# The task:
Gather every line holding the string "федеральный".

# Raw data:
(begin)
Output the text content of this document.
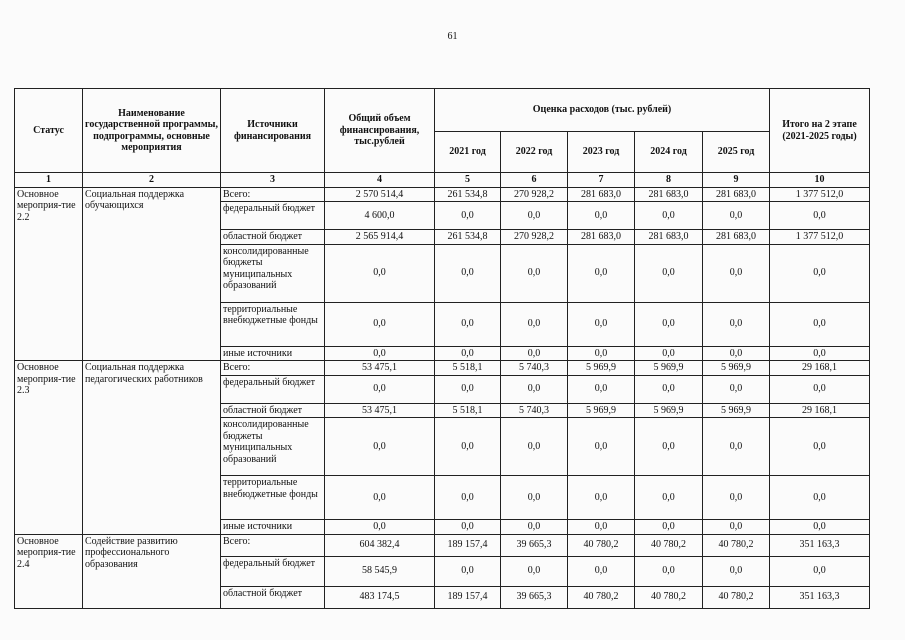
61
Статус	Наименование государственной программы, подпрограммы, основные мероприятия	Источники финансирования	Общий объем финансирования, тыс.рублей	Оценка расходов (тыс. рублей)					Итого на 2 этапе (2021-2025 годы)
				2021 год	2022 год	2023 год	2024 год	2025 год	
1	2	3	4	5	6	7	8	9	10
Основное мероприя-тие 2.2	Социальная поддержка обучающихся	Всего:	2 570 514,4	261 534,8	270 928,2	281 683,0	281 683,0	281 683,0	1 377 512,0
		федеральный бюджет	4 600,0	0,0	0,0	0,0	0,0	0,0	0,0
		областной бюджет	2 565 914,4	261 534,8	270 928,2	281 683,0	281 683,0	281 683,0	1 377 512,0
		консолидированные бюджеты муниципальных образований	0,0	0,0	0,0	0,0	0,0	0,0	0,0
		территориальные внебюджетные фонды	0,0	0,0	0,0	0,0	0,0	0,0	0,0
		иные источники	0,0	0,0	0,0	0,0	0,0	0,0	0,0
Основное мероприя-тие 2.3	Социальная поддержка педагогических работников	Всего:	53 475,1	5 518,1	5 740,3	5 969,9	5 969,9	5 969,9	29 168,1
		федеральный бюджет	0,0	0,0	0,0	0,0	0,0	0,0	0,0
		областной бюджет	53 475,1	5 518,1	5 740,3	5 969,9	5 969,9	5 969,9	29 168,1
		консолидированные бюджеты муниципальных образований	0,0	0,0	0,0	0,0	0,0	0,0	0,0
		территориальные внебюджетные фонды	0,0	0,0	0,0	0,0	0,0	0,0	0,0
		иные источники	0,0	0,0	0,0	0,0	0,0	0,0	0,0
Основное мероприя-тие 2.4	Содействие развитию профессионального образования	Всего:	604 382,4	189 157,4	39 665,3	40 780,2	40 780,2	40 780,2	351 163,3
		федеральный бюджет	58 545,9	0,0	0,0	0,0	0,0	0,0	0,0
		областной бюджет	483 174,5	189 157,4	39 665,3	40 780,2	40 780,2	40 780,2	351 163,3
(end)
# Full answer:
		федеральный бюджет	4 600,0	0,0	0,0	0,0	0,0	0,0	0,0
		федеральный бюджет	0,0	0,0	0,0	0,0	0,0	0,0	0,0
		федеральный бюджет	58 545,9	0,0	0,0	0,0	0,0	0,0	0,0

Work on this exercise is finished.